## Exercise description
In the entries that follow, find the word "PSTN" and report each line it is on.

## Given records
"""
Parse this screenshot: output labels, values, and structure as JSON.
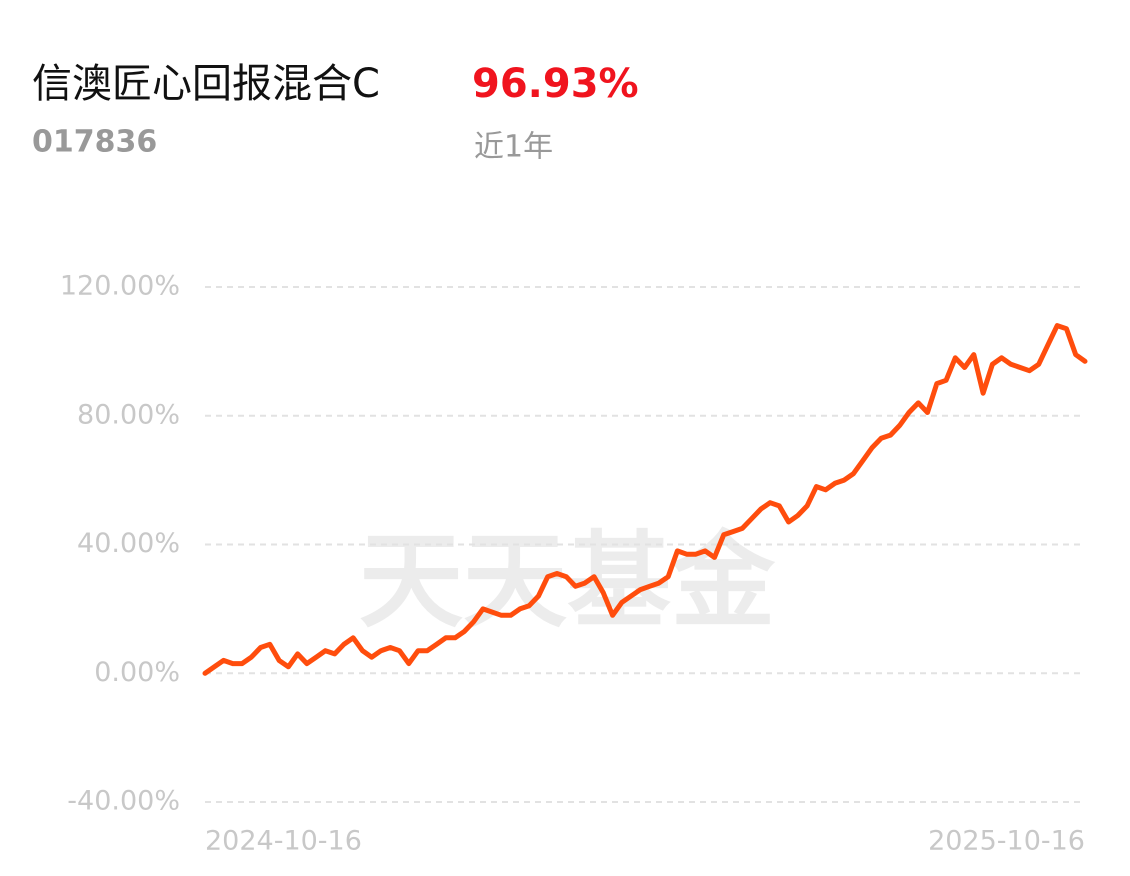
{
  "chart_data": {
    "type": "line",
    "title": "信澳匠心回报混合C",
    "code": "017836",
    "return_label": "96.93%",
    "period": "近1年",
    "watermark": "天天基金",
    "color": "#ff4d0d",
    "grid": true,
    "ylim": [
      -40,
      120
    ],
    "yticks": [
      {
        "value": -40,
        "label": "-40.00%"
      },
      {
        "value": 0,
        "label": "0.00%"
      },
      {
        "value": 40,
        "label": "40.00%"
      },
      {
        "value": 80,
        "label": "80.00%"
      },
      {
        "value": 120,
        "label": "120.00%"
      }
    ],
    "categories": [
      "2024-10-16",
      null,
      null,
      null,
      null,
      null,
      null,
      null,
      null,
      null,
      null,
      null,
      null,
      null,
      null,
      null,
      null,
      null,
      null,
      null,
      null,
      null,
      null,
      null,
      null,
      null,
      null,
      null,
      null,
      null,
      null,
      null,
      null,
      null,
      null,
      null,
      null,
      null,
      null,
      null,
      null,
      null,
      null,
      null,
      null,
      null,
      null,
      null,
      null,
      null,
      null,
      null,
      null,
      null,
      null,
      null,
      null,
      null,
      null,
      null,
      null,
      null,
      null,
      null,
      null,
      null,
      null,
      null,
      null,
      null,
      null,
      null,
      null,
      null,
      null,
      null,
      null,
      null,
      null,
      null,
      null,
      null,
      null,
      null,
      null,
      null,
      null,
      null,
      null,
      null,
      null,
      null,
      null,
      null,
      null,
      "2025-10-16"
    ],
    "values": [
      0,
      2,
      4,
      3,
      3,
      5,
      8,
      9,
      4,
      2,
      6,
      3,
      5,
      7,
      6,
      9,
      11,
      7,
      5,
      7,
      8,
      7,
      3,
      7,
      7,
      9,
      11,
      11,
      13,
      16,
      20,
      19,
      18,
      18,
      20,
      21,
      24,
      30,
      31,
      30,
      27,
      28,
      30,
      25,
      18,
      22,
      24,
      26,
      27,
      28,
      30,
      38,
      37,
      37,
      38,
      36,
      43,
      44,
      45,
      48,
      51,
      53,
      52,
      47,
      49,
      52,
      58,
      57,
      59,
      60,
      62,
      66,
      70,
      73,
      74,
      77,
      81,
      84,
      81,
      90,
      91,
      98,
      95,
      99,
      87,
      96,
      98,
      96,
      95,
      94,
      96,
      102,
      108,
      107,
      99,
      96.93
    ]
  }
}
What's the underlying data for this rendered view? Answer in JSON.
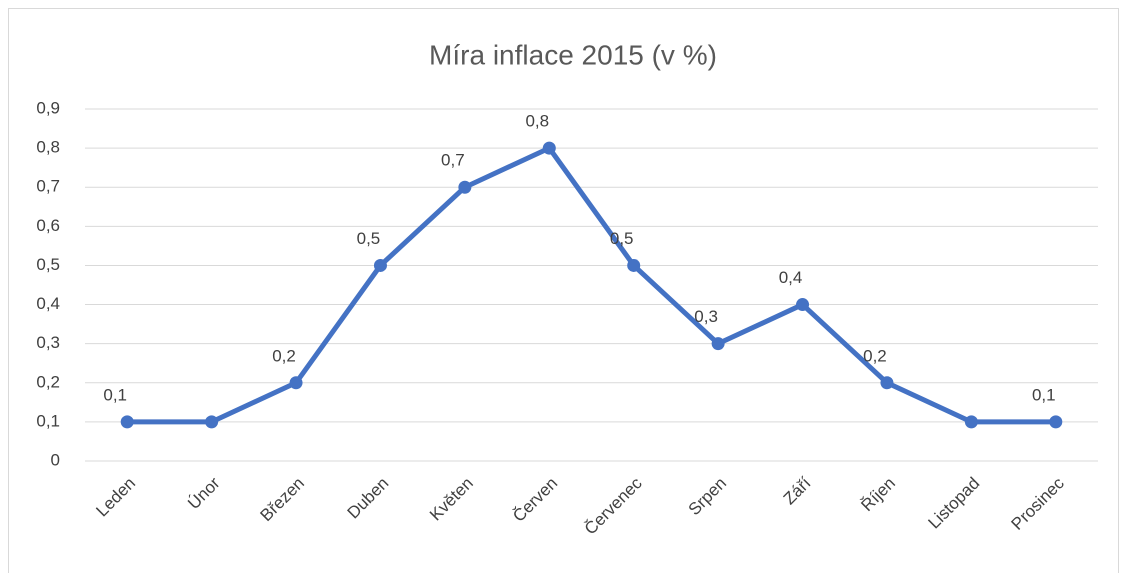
{
  "chart_data": {
    "type": "line",
    "title": "Míra inflace 2015 (v %)",
    "categories": [
      "Leden",
      "Únor",
      "Březen",
      "Duben",
      "Květen",
      "Červen",
      "Červenec",
      "Srpen",
      "Září",
      "Říjen",
      "Listopad",
      "Prosinec"
    ],
    "values": [
      0.1,
      0.1,
      0.2,
      0.5,
      0.7,
      0.8,
      0.5,
      0.3,
      0.4,
      0.2,
      0.1,
      0.1
    ],
    "value_labels": [
      "0,1",
      null,
      "0,2",
      "0,5",
      "0,7",
      "0,8",
      "0,5",
      "0,3",
      "0,4",
      "0,2",
      null,
      "0,1"
    ],
    "color": "#4472c4",
    "ylim": [
      0,
      0.9
    ],
    "yticks": [
      0,
      {
        "value": 0.1,
        "label": "0,1"
      },
      {
        "value": 0.2,
        "label": "0,2"
      },
      {
        "value": 0.3,
        "label": "0,3"
      },
      {
        "value": 0.4,
        "label": "0,4"
      },
      {
        "value": 0.5,
        "label": "0,5"
      },
      {
        "value": 0.6,
        "label": "0,6"
      },
      {
        "value": 0.7,
        "label": "0,7"
      },
      {
        "value": 0.8,
        "label": "0,8"
      },
      {
        "value": 0.9,
        "label": "0,9"
      }
    ],
    "grid": true
  }
}
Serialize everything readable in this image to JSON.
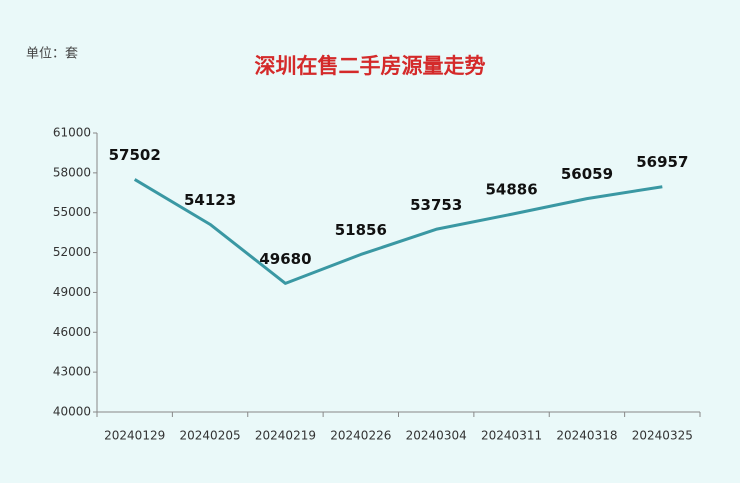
{
  "chart_data": {
    "type": "line",
    "title": "深圳在售二手房源量走势",
    "unit_label": "单位：套",
    "categories": [
      "20240129",
      "20240205",
      "20240219",
      "20240226",
      "20240304",
      "20240311",
      "20240318",
      "20240325"
    ],
    "values": [
      57502,
      54123,
      49680,
      51856,
      53753,
      54886,
      56059,
      56957
    ],
    "color": "#3a98a3",
    "title_color": "#d42a2a",
    "ylim": [
      40000,
      61000
    ],
    "yticks": [
      40000,
      43000,
      46000,
      49000,
      52000,
      55000,
      58000,
      61000
    ],
    "grid": false
  }
}
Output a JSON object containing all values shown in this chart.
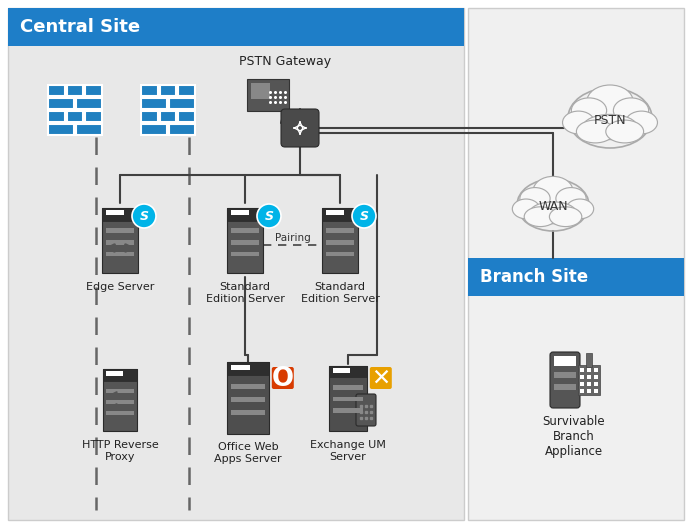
{
  "title": "Central Site",
  "branch_title": "Branch Site",
  "header_color": "#1e7ec8",
  "header_text_color": "#ffffff",
  "central_bg": "#e8e8e8",
  "branch_bg": "#f0f0f0",
  "server_color": "#555555",
  "server_dark": "#3a3a3a",
  "fw_color": "#2080c0",
  "skype_blue": "#00b4e8",
  "office_red": "#d83b01",
  "exchange_orange": "#e8a000",
  "line_color": "#404040",
  "cloud_fc": "#f8f8f8",
  "cloud_ec": "#aaaaaa",
  "pstn_label": "PSTN Gateway",
  "wan_label": "WAN",
  "pstn_cloud_label": "PSTN",
  "edge_label": "Edge Server",
  "std1_label": "Standard\nEdition Server",
  "std2_label": "Standard\nEdition Server",
  "http_label": "HTTP Reverse\nProxy",
  "owa_label": "Office Web\nApps Server",
  "exchange_label": "Exchange UM\nServer",
  "branch_label": "Survivable\nBranch\nAppliance",
  "pairing_label": "Pairing",
  "figw": 6.92,
  "figh": 5.28,
  "dpi": 100
}
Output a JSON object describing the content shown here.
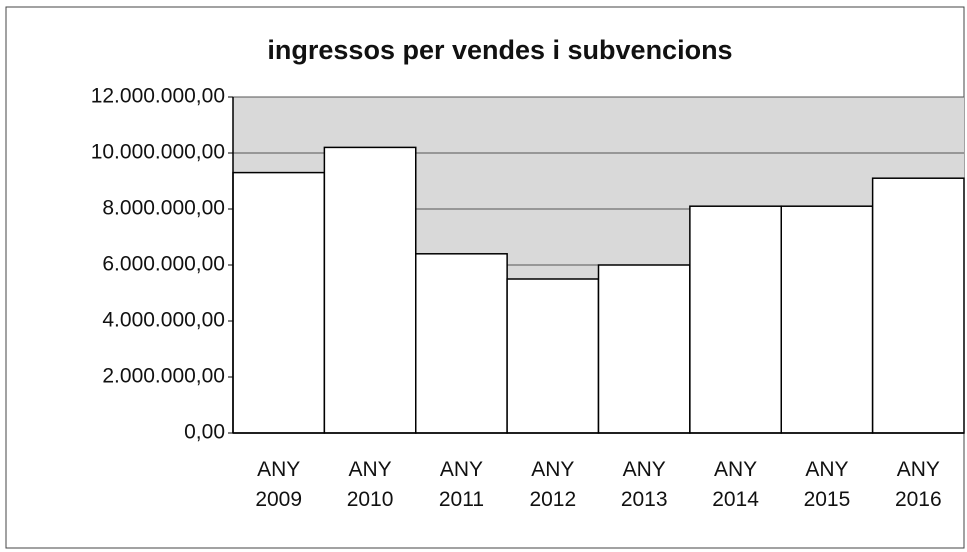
{
  "chart_data": {
    "type": "bar",
    "title": "ingressos per vendes i subvencions",
    "categories": [
      "ANY 2009",
      "ANY 2010",
      "ANY 2011",
      "ANY 2012",
      "ANY 2013",
      "ANY 2014",
      "ANY 2015",
      "ANY 2016"
    ],
    "values": [
      9300000,
      10200000,
      6400000,
      5500000,
      6000000,
      8100000,
      8100000,
      9100000
    ],
    "color": "#ffffff",
    "ylim": [
      0,
      12000000
    ],
    "yticks": [
      {
        "value": 0,
        "label": "0,00"
      },
      {
        "value": 2000000,
        "label": "2.000.000,00"
      },
      {
        "value": 4000000,
        "label": "4.000.000,00"
      },
      {
        "value": 6000000,
        "label": "6.000.000,00"
      },
      {
        "value": 8000000,
        "label": "8.000.000,00"
      },
      {
        "value": 10000000,
        "label": "10.000.000,00"
      },
      {
        "value": 12000000,
        "label": "12.000.000,00"
      }
    ],
    "grid": true
  }
}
"""
## Result
  "pstn_label": "PSTN Gateway",
  "pstn_cloud_label": "PSTN",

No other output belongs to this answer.